9.Monaco n’envisage pas de mettre sur pied une institution nationale indépendante chargée des droits de l’homme (question 5). Les tâches dont s’acquitte généralement ce type d’institution sont réparties entre plusieurs organes. La cellule des droits de l’homme remplit diverses fonctions dans le cadre de son mandat, qui consiste dans la promotion des droits de l’homme. Le médiateur est chargé d’examiner tous les recours gracieux quels qu’en soient l’objet et le fondement. Des voies de recours juridictionnelles sont ouvertes à toutes les personnes physiques ou morales domiciliées sur le territoire monégasque indépendamment de leur nationalité et de leurs moyens financiers en cas de violation d’une ou plusieurs dispositions de la Convention telles qu’incorporées dans le droit interne.

10.Tous les magistrats et juges travaillant à Monaco sont formés à l’École nationale de la magistrature, à savoir l’école française de formation des magistrats (question 6). Le programme d’enseignement de la formation initiale porte notamment sur les droits de l’homme et la discrimination. Des stages sur la Convention européenne des droits de l’homme ou sur la déontologie et la responsabilité du magistrat sont organisés et des conférences consacrées à ces questions se tiennent périodiquement à Monaco afin de sensibiliser les acteurs du monde judiciaire. Monaco suit de près la jurisprudence de la Cour européenne des droits de l’homme et fait régulièrement distribuer les principaux arrêts de cette juridiction à tous les magistrats, en y joignant des analyses et des commentaires.

□ □ □ □ □

▶ _Objectif de l'exercice_: Expliquez en une à trois phrases, d'après le texte fourni, dans quel but des conférences se tiennent périodiquement à Monaco.

□ □ □ □ □

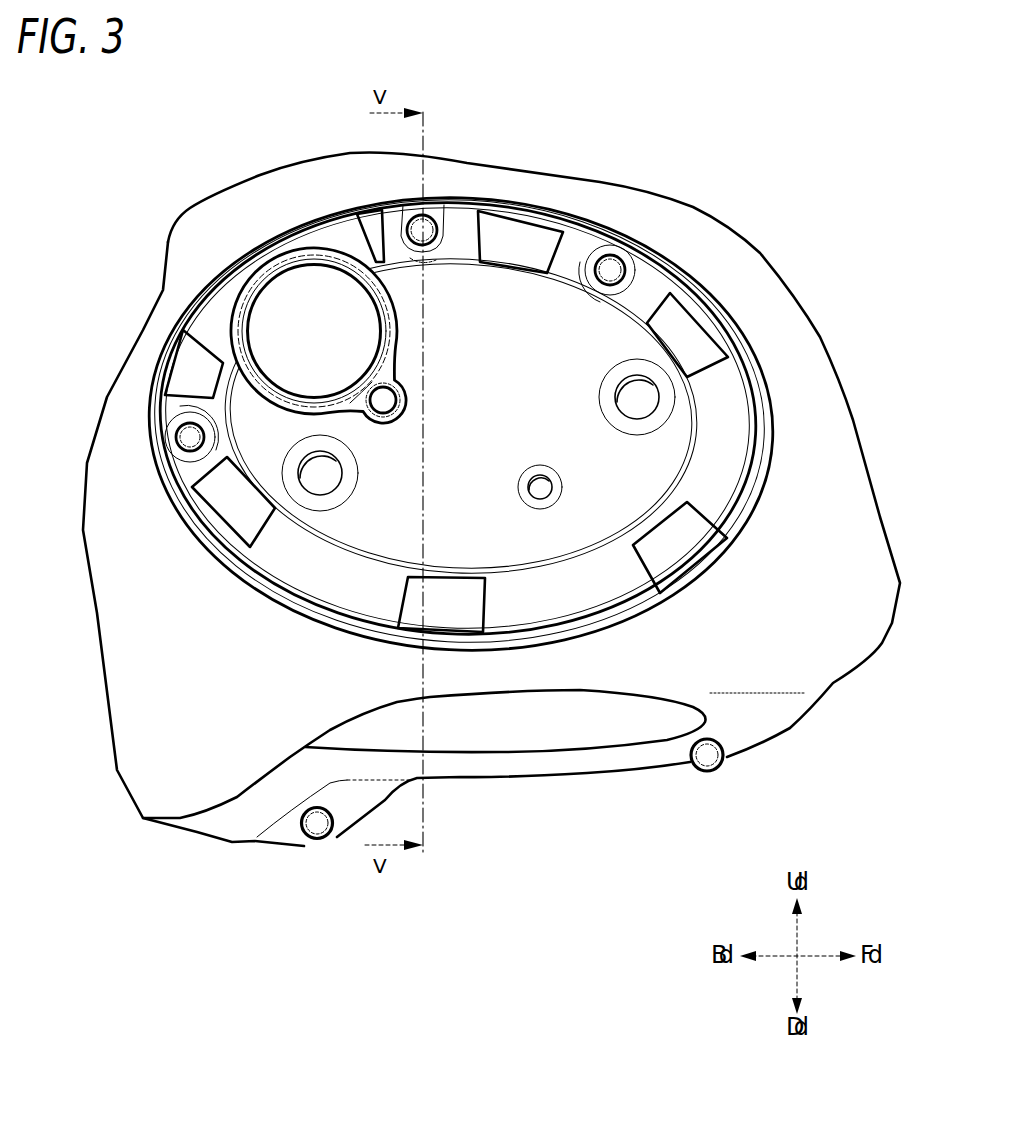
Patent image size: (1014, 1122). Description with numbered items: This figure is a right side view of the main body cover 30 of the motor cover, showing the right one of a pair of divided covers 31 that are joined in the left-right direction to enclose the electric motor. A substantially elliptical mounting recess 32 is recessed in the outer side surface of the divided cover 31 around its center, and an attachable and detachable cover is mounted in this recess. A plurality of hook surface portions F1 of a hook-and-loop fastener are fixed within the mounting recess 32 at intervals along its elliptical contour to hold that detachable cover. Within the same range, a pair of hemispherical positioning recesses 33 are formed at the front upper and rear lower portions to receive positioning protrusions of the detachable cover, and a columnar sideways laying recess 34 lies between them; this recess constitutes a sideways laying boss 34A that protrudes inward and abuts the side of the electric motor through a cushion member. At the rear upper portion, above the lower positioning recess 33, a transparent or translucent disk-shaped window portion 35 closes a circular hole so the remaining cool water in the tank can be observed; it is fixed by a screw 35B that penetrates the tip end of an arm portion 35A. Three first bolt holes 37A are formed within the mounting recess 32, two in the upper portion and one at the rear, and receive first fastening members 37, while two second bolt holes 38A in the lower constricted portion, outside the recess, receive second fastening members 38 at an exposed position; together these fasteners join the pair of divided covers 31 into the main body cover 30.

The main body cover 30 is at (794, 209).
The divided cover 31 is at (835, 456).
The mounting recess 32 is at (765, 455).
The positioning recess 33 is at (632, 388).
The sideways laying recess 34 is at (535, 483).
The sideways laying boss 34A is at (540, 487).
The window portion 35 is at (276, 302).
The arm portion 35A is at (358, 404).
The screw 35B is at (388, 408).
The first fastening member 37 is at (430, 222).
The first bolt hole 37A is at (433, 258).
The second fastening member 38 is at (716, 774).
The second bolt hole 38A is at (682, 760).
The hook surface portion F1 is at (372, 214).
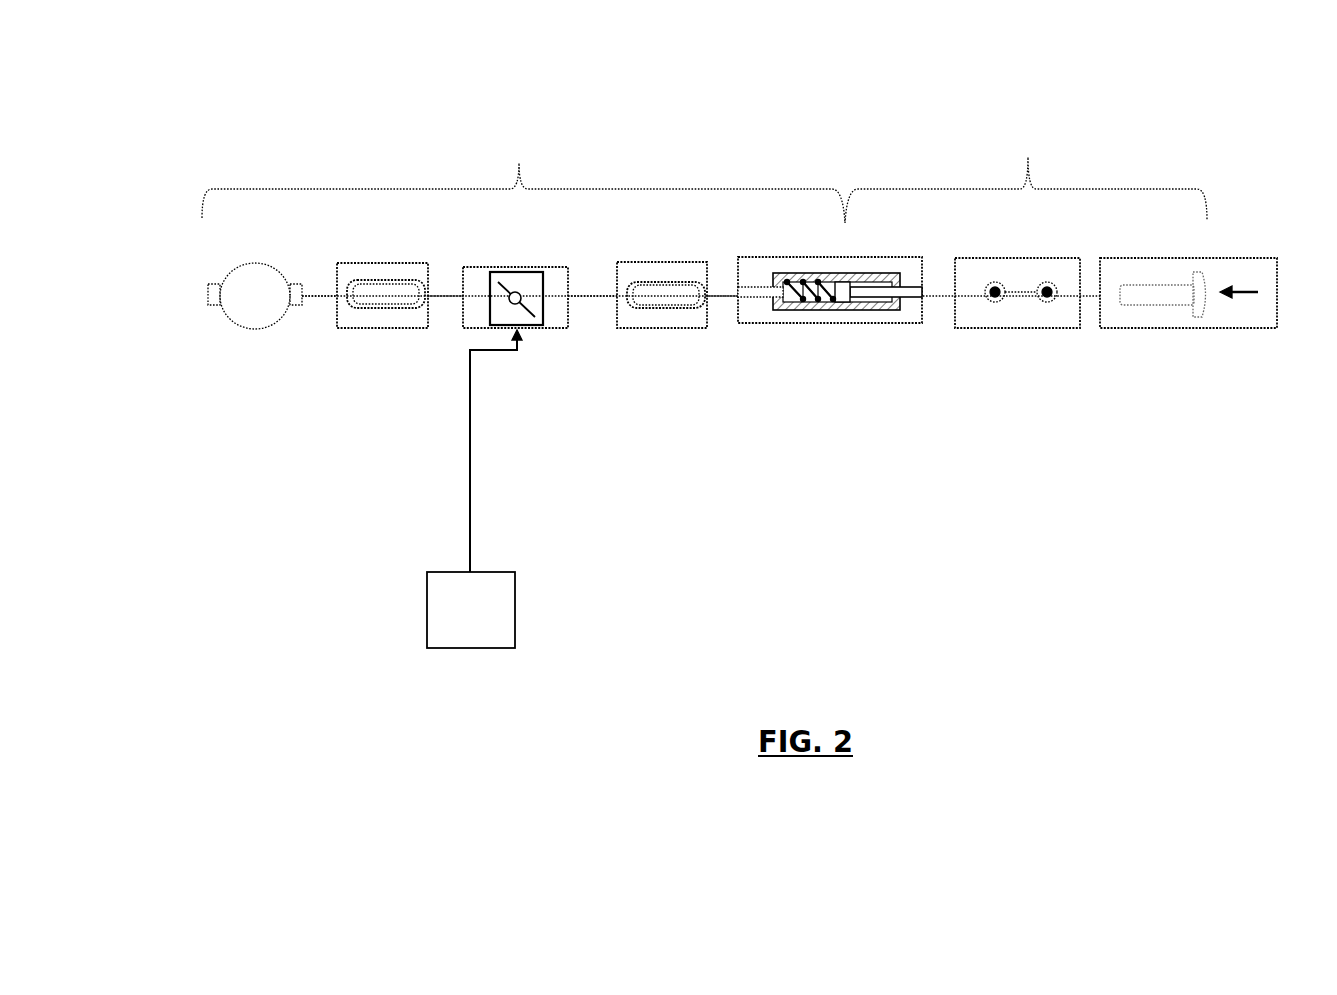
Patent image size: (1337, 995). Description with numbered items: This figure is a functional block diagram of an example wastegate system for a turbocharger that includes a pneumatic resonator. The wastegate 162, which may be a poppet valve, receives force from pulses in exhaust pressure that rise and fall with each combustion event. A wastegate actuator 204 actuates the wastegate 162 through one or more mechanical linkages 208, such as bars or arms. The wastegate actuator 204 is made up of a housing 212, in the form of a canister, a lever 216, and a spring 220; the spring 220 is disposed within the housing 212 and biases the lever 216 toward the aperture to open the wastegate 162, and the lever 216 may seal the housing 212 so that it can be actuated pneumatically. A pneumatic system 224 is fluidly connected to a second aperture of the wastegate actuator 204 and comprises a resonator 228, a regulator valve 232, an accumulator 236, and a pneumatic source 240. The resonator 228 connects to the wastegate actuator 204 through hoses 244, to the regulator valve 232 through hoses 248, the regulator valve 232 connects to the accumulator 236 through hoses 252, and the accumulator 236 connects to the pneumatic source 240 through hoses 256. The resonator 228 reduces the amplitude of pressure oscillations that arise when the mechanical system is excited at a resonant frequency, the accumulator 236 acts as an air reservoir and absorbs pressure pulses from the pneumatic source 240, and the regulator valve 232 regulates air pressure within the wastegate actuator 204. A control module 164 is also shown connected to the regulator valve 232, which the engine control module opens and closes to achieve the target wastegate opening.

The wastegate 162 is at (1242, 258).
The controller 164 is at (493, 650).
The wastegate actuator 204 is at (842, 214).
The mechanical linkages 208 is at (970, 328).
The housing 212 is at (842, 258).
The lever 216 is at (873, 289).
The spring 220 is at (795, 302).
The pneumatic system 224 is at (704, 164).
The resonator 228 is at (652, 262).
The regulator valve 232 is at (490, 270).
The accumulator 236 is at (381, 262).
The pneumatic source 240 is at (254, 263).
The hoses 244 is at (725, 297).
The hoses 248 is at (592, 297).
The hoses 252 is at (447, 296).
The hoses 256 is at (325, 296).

□ □ □ □ □

▶ _Réponse attendue_: Des conférences consacrées à la Convention européenne des droits de l'homme ainsi qu'à la déontologie et à la responsabilité du magistrat se tiennent périodiquement à Monaco afin de sensibiliser les acteurs du monde judiciaire.